> _Written instruction_: List all lines of the data containing the word "color".

> _Given data_:
__________________________________________________

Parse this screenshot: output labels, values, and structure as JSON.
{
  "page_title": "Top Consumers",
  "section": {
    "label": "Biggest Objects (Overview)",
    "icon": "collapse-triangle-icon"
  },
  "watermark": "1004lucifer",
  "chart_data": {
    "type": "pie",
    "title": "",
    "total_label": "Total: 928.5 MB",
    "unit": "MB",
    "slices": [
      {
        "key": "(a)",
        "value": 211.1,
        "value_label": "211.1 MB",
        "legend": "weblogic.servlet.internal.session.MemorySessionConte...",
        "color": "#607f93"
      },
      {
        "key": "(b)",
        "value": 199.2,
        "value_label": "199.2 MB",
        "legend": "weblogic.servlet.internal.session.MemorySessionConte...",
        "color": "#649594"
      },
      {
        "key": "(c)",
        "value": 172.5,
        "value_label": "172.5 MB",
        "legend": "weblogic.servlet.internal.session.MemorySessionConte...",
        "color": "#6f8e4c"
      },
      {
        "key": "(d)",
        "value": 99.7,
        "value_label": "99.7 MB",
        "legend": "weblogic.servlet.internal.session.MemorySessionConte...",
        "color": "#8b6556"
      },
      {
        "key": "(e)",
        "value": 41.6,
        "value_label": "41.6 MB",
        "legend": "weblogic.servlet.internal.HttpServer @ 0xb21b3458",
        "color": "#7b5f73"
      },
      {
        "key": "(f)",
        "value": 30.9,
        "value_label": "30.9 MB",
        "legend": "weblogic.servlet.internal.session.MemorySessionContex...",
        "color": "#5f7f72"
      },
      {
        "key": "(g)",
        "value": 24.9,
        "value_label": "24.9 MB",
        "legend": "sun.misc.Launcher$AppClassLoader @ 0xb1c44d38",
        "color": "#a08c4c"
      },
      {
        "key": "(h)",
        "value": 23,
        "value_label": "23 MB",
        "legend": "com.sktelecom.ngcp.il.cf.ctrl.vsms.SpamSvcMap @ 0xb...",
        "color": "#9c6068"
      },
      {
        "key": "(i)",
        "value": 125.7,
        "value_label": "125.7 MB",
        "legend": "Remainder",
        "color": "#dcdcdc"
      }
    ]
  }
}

__________________________________________________

> _Correct result_:
        "color": "#607f93"
        "color": "#649594"
        "color": "#6f8e4c"
        "color": "#8b6556"
        "color": "#7b5f73"
        "color": "#5f7f72"
        "color": "#a08c4c"
        "color": "#9c6068"
        "color": "#dcdcdc"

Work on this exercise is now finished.